--- What to work on ---
Transcribe the material verbatim in full; the pictures do not belong in the copy.

--- Information given ---
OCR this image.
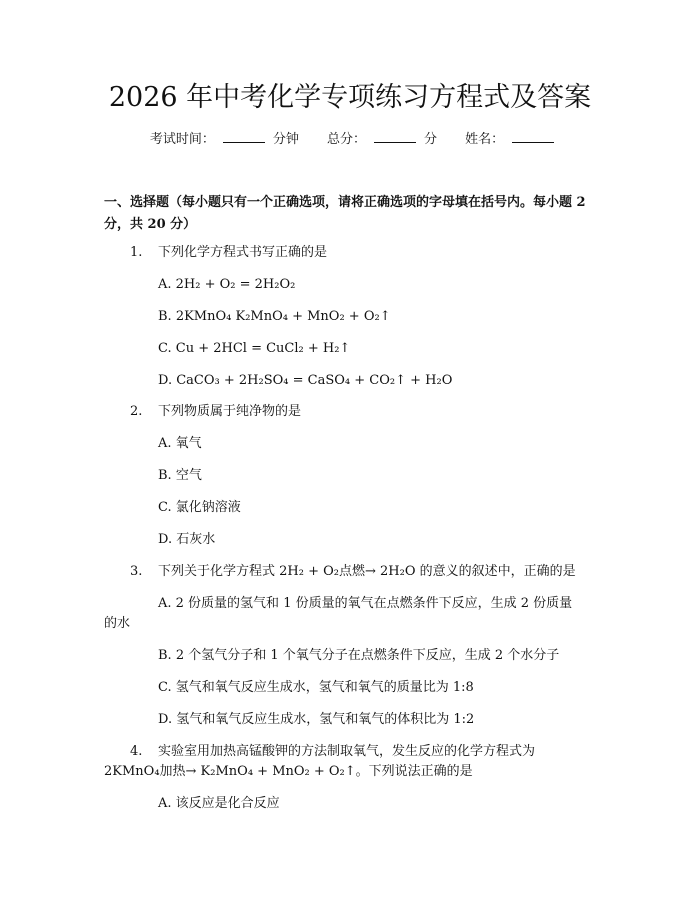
2026 年中考化学专项练习方程式及答案
考试时间：	分钟 总分：	分 姓名：
一、选择题（每小题只有一个正确选项，请将正确选项的字母填在括号内。每小题 2 分，共 20 分）
1. 下列化学方程式书写正确的是
A. 2H₂ + O₂ = 2H₂O₂
B. 2KMnO₄ K₂MnO₄ + MnO₂ + O₂↑
C. Cu + 2HCl = CuCl₂ + H₂↑
D. CaCO₃ + 2H₂SO₄ = CaSO₄ + CO₂↑ + H₂O
2. 下列物质属于纯净物的是
A. 氧气
B. 空气
C. 氯化钠溶液
D. 石灰水
3. 下列关于化学方程式 2H₂ + O₂点燃→ 2H₂O 的意义的叙述中，正确的是
A. 2 份质量的氢气和 1 份质量的氧气在点燃条件下反应，生成 2 份质量
的水
B. 2 个氢气分子和 1 个氧气分子在点燃条件下反应，生成 2 个水分子
C. 氢气和氧气反应生成水，氢气和氧气的质量比为 1:8
D. 氢气和氧气反应生成水，氢气和氧气的体积比为 1:2
4. 实验室用加热高锰酸钾的方法制取氧气，发生反应的化学方程式为
2KMnO₄加热→ K₂MnO₄ + MnO₂ + O₂↑。下列说法正确的是
A. 该反应是化合反应
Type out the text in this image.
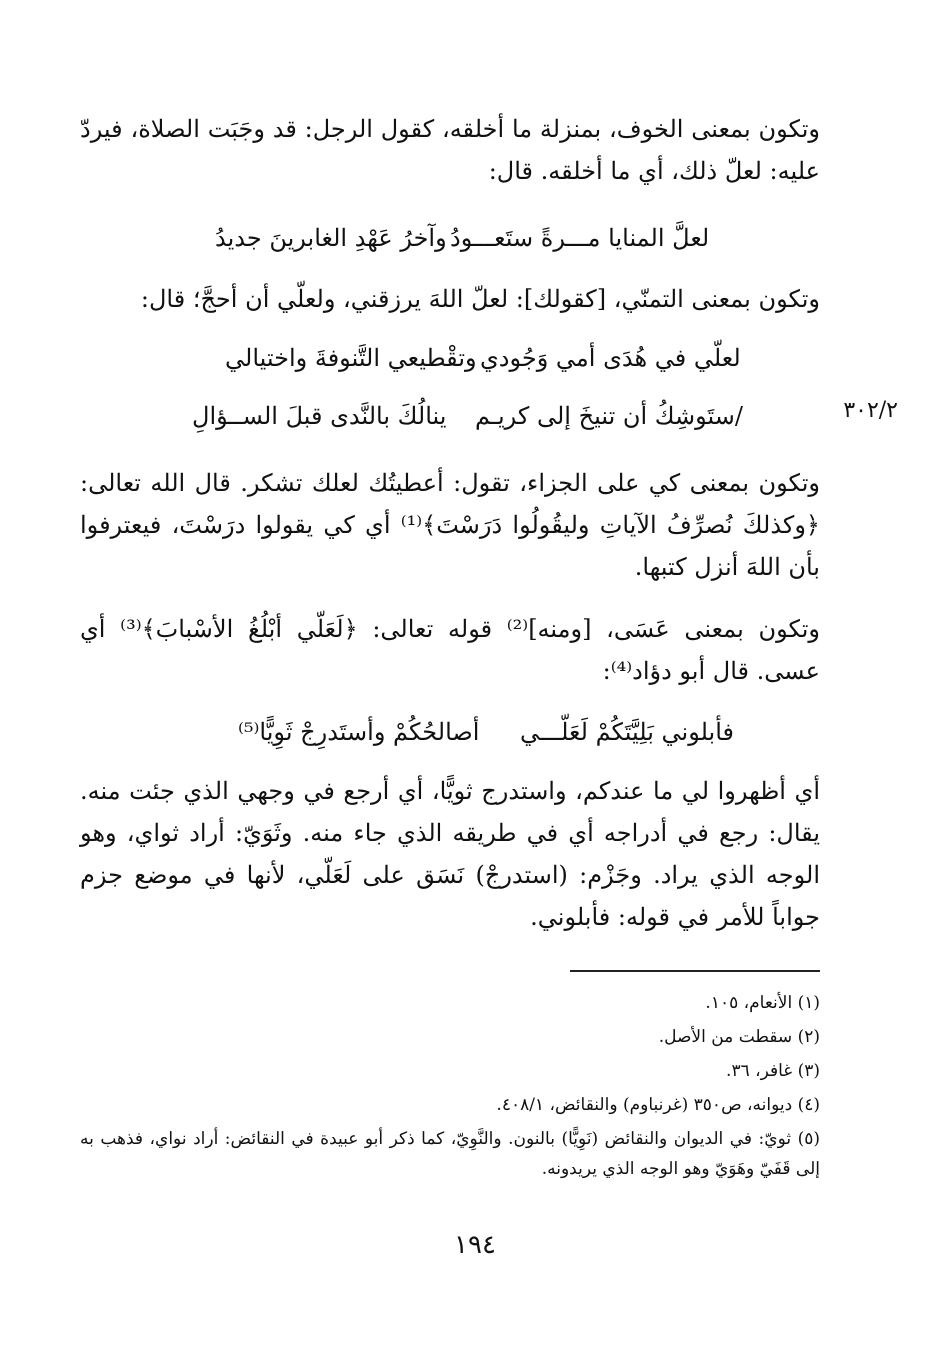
وتكون بمعنى الخوف، بمنزلة ما أخلقه، كقول الرجل: قد وجَبَت الصلاة، فيردّ عليه: لعلّ ذلك، أي ما أخلقه. قال:
لعلَّ المنايا مـــرةً ستَعـــودُ
وآخرُ عَهْدِ الغابرينَ جديدُ
وتكون بمعنى التمنّي، [كقولك]: لعلّ اللهَ يرزقني، ولعلّي أن أحجَّ؛ قال:
لعلّي في هُدَى أمي وَجُودي
وتقْطيعي التَّنوفةَ واختيالي
/ستَوشِكُ أن تنيخَ إلى كريـم
ينالُكَ بالنَّدى قبلَ الســؤالِ	٣٠٢/٢
وتكون بمعنى كي على الجزاء، تقول: أعطيتُك لعلك تشكر. قال الله تعالى: ﴿وكذلكَ نُصرِّفُ الآياتِ وليقُولُوا دَرَسْتَ﴾⁽¹⁾ أي كي يقولوا درَسْتَ، فيعترفوا بأن اللهَ أنزل كتبها.
وتكون بمعنى عَسَى، [ومنه]⁽²⁾ قوله تعالى: ﴿لَعَلّي أبْلُغُ الأسْبابَ﴾⁽³⁾ أي عسى. قال أبو دؤاد⁽⁴⁾:
فأبلوني بَلِيَّتَكُمْ لَعَلّـــي
أصالحُكُمْ وأستَدرِجْ ثَوِيًّا⁽⁵⁾
أي أظهروا لي ما عندكم، واستدرج ثويًّا، أي أرجع في وجهي الذي جئت منه. يقال: رجع في أدراجه أي في طريقه الذي جاء منه. وثَوَيّ: أراد ثواي، وهو الوجه الذي يراد. وجَزْم: (استدرجْ) نَسَق على لَعَلّي، لأنها في موضع جزم جواباً للأمر في قوله: فأبلوني.
(١) الأنعام، ١٠٥.
(٢) سقطت من الأصل.
(٣) غافر، ٣٦.
(٤) ديوانه، ص٣٥٠ (غرنباوم) والنقائض، ٤٠٨/١.
(٥) ثويّ: في الديوان والنقائض (نَوِيًّا) بالنون. والنَّوِيّ، كما ذكر أبو عبيدة في النقائض: أراد نواي، فذهب به إلى قَفَيّ وهَوَيّ وهو الوجه الذي يريدونه.
١٩٤
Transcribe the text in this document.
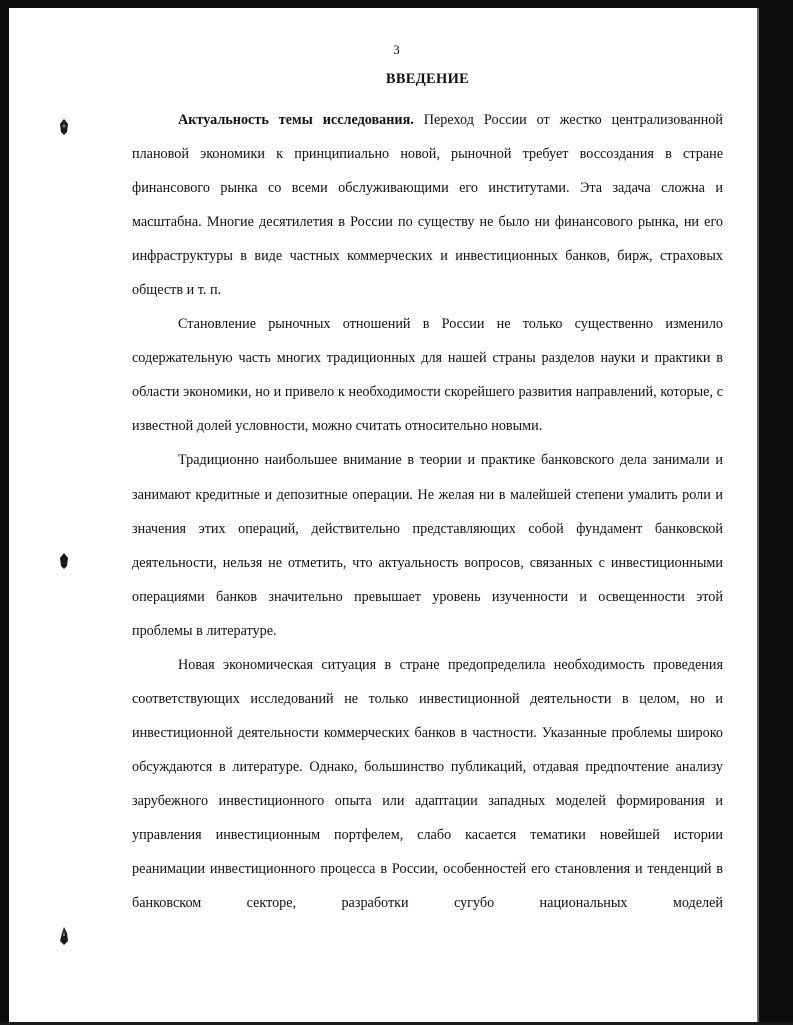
3
ВВЕДЕНИЕ

Актуальность темы исследования. Переход России от жестко централизованной плановой экономики к принципиально новой, рыночной требует воссоздания в стране финансового рынка со всеми обслуживающими его институтами. Эта задача сложна и масштабна. Многие десятилетия в России по существу не было ни финансового рынка, ни его инфраструктуры в виде частных коммерческих и инвестиционных банков, бирж, страховых обществ и т. п.

Становление рыночных отношений в России не только существенно изменило содержательную часть многих традиционных для нашей страны разделов науки и практики в области экономики, но и привело к необходимости скорейшего развития направлений, которые, с известной долей условности, можно считать относительно новыми.

Традиционно наибольшее внимание в теории и практике банковского дела занимали и занимают кредитные и депозитные операции. Не желая ни в малейшей степени умалить роли и значения этих операций, действительно представляющих собой фундамент банковской деятельности, нельзя не отметить, что актуальность вопросов, связанных с инвестиционными операциями банков значительно превышает уровень изученности и освещенности этой проблемы в литературе.

Новая экономическая ситуация в стране предопределила необходимость проведения соответствующих исследований не только инвестиционной деятельности в целом, но и инвестиционной деятельности коммерческих банков в частности. Указанные проблемы широко обсуждаются в литературе. Однако, большинство публикаций, отдавая предпочтение анализу зарубежного инвестиционного опыта или адаптации западных моделей формирования и управления инвестиционным портфелем, слабо касается тематики новейшей истории реанимации инвестиционного процесса в России, особенностей его становления и тенденций в банковском секторе, разработки сугубо национальных моделей
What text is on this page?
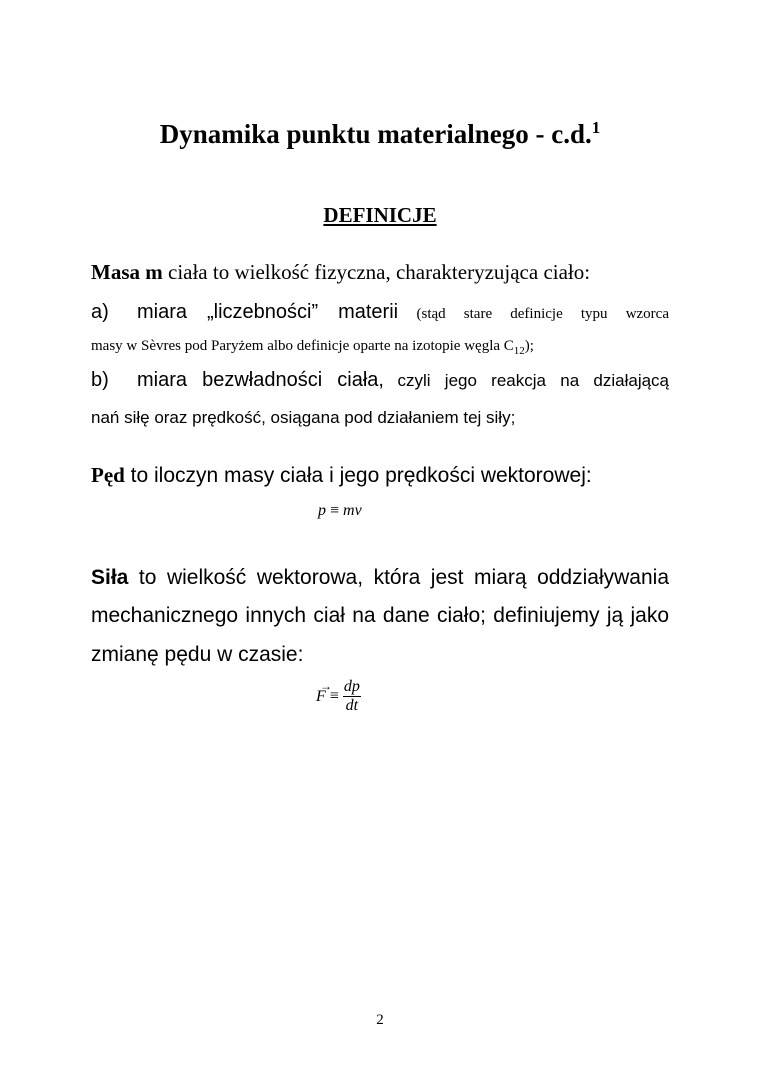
Dynamika punktu materialnego - c.d.$^1$
DEFINICJE
Masa m ciała to wielkość fizyczna, charakteryzująca ciało:
a) miara „liczebności” materii (stąd stare definicje typu wzorca
masy w Sèvres pod Paryżem albo definicje oparte na izotopie węgla $C_{12}$);
b) miara bezwładności ciała, czyli jego reakcja na działającą
nań siłę oraz prędkość, osiągana pod działaniem tej siły;
Pęd to iloczyn masy ciała i jego prędkości wektorowej:
p ≡ mv
Siła to wielkość wektorowa, która jest miarą oddziaływania
mechanicznego innych ciał na dane ciało; definiujemy ją jako
zmianę pędu w czasie:
→
$F \equiv \frac{dp}{dt}$
2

--- Exercise solution ---
OCR this image.
2026 年中考化学专项练习方程式及答案
考试时间：	分钟 总分：	分 姓名：
一、选择题（每小题只有一个正确选项，请将正确选项的字母填在括号内。每小题 2 分，共 20 分）
1. 下列化学方程式书写正确的是
A. 2H₂ + O₂ = 2H₂O₂
B. 2KMnO₄ K₂MnO₄ + MnO₂ + O₂↑
C. Cu + 2HCl = CuCl₂ + H₂↑
D. CaCO₃ + 2H₂SO₄ = CaSO₄ + CO₂↑ + H₂O
2. 下列物质属于纯净物的是
A. 氧气
B. 空气
C. 氯化钠溶液
D. 石灰水
3. 下列关于化学方程式 2H₂ + O₂点燃→ 2H₂O 的意义的叙述中，正确的是
A. 2 份质量的氢气和 1 份质量的氧气在点燃条件下反应，生成 2 份质量
的水
B. 2 个氢气分子和 1 个氧气分子在点燃条件下反应，生成 2 个水分子
C. 氢气和氧气反应生成水，氢气和氧气的质量比为 1:8
D. 氢气和氧气反应生成水，氢气和氧气的体积比为 1:2
4. 实验室用加热高锰酸钾的方法制取氧气，发生反应的化学方程式为
2KMnO₄加热→ K₂MnO₄ + MnO₂ + O₂↑。下列说法正确的是
A. 该反应是化合反应
Type out the text in this image.
وتكون بمعنى الخوف، بمنزلة ما أخلقه، كقول الرجل: قد وجَبَت الصلاة، فيردّ عليه: لعلّ ذلك، أي ما أخلقه. قال:
لعلَّ المنايا مـــرةً ستَعـــودُ
وآخرُ عَهْدِ الغابرينَ جديدُ
وتكون بمعنى التمنّي، [كقولك]: لعلّ اللهَ يرزقني، ولعلّي أن أحجَّ؛ قال:
لعلّي في هُدَى أمي وَجُودي
وتقْطيعي التَّنوفةَ واختيالي
/ستَوشِكُ أن تنيخَ إلى كريـم
ينالُكَ بالنَّدى قبلَ الســؤالِ	٣٠٢/٢
وتكون بمعنى كي على الجزاء، تقول: أعطيتُك لعلك تشكر. قال الله تعالى: ﴿وكذلكَ نُصرِّفُ الآياتِ وليقُولُوا دَرَسْتَ﴾⁽¹⁾ أي كي يقولوا درَسْتَ، فيعترفوا بأن اللهَ أنزل كتبها.
وتكون بمعنى عَسَى، [ومنه]⁽²⁾ قوله تعالى: ﴿لَعَلّي أبْلُغُ الأسْبابَ﴾⁽³⁾ أي عسى. قال أبو دؤاد⁽⁴⁾:
فأبلوني بَلِيَّتَكُمْ لَعَلّـــي
أصالحُكُمْ وأستَدرِجْ ثَوِيًّا⁽⁵⁾
أي أظهروا لي ما عندكم، واستدرج ثويًّا، أي أرجع في وجهي الذي جئت منه. يقال: رجع في أدراجه أي في طريقه الذي جاء منه. وثَوَيّ: أراد ثواي، وهو الوجه الذي يراد. وجَزْم: (استدرجْ) نَسَق على لَعَلّي، لأنها في موضع جزم جواباً للأمر في قوله: فأبلوني.
(١) الأنعام، ١٠٥.
(٢) سقطت من الأصل.
(٣) غافر، ٣٦.
(٤) ديوانه، ص٣٥٠ (غرنباوم) والنقائض، ٤٠٨/١.
(٥) ثويّ: في الديوان والنقائض (نَوِيًّا) بالنون. والنَّوِيّ، كما ذكر أبو عبيدة في النقائض: أراد نواي، فذهب به إلى قَفَيّ وهَوَيّ وهو الوجه الذي يريدونه.
١٩٤
Transcribe the text in this document.
3
ВВЕДЕНИЕ

Актуальность темы исследования. Переход России от жестко централизованной плановой экономики к принципиально новой, рыночной требует воссоздания в стране финансового рынка со всеми обслуживающими его институтами. Эта задача сложна и масштабна. Многие десятилетия в России по существу не было ни финансового рынка, ни его инфраструктуры в виде частных коммерческих и инвестиционных банков, бирж, страховых обществ и т. п.

Становление рыночных отношений в России не только существенно изменило содержательную часть многих традиционных для нашей страны разделов науки и практики в области экономики, но и привело к необходимости скорейшего развития направлений, которые, с известной долей условности, можно считать относительно новыми.

Традиционно наибольшее внимание в теории и практике банковского дела занимали и занимают кредитные и депозитные операции. Не желая ни в малейшей степени умалить роли и значения этих операций, действительно представляющих собой фундамент банковской деятельности, нельзя не отметить, что актуальность вопросов, связанных с инвестиционными операциями банков значительно превышает уровень изученности и освещенности этой проблемы в литературе.

Новая экономическая ситуация в стране предопределила необходимость проведения соответствующих исследований не только инвестиционной деятельности в целом, но и инвестиционной деятельности коммерческих банков в частности. Указанные проблемы широко обсуждаются в литературе. Однако, большинство публикаций, отдавая предпочтение анализу зарубежного инвестиционного опыта или адаптации западных моделей формирования и управления инвестиционным портфелем, слабо касается тематики новейшей истории реанимации инвестиционного процесса в России, особенностей его становления и тенденций в банковском секторе, разработки сугубо национальных моделей
What text is on this page?
Dynamika punktu materialnego - c.d.$^1$
DEFINICJE
Masa m ciała to wielkość fizyczna, charakteryzująca ciało:
a) miara „liczebności” materii (stąd stare definicje typu wzorca
masy w Sèvres pod Paryżem albo definicje oparte na izotopie węgla $C_{12}$);
b) miara bezwładności ciała, czyli jego reakcja na działającą
nań siłę oraz prędkość, osiągana pod działaniem tej siły;
Pęd to iloczyn masy ciała i jego prędkości wektorowej:
p ≡ mv
Siła to wielkość wektorowa, która jest miarą oddziaływania
mechanicznego innych ciał na dane ciało; definiujemy ją jako
zmianę pędu w czasie:
→
$F \equiv \frac{dp}{dt}$
2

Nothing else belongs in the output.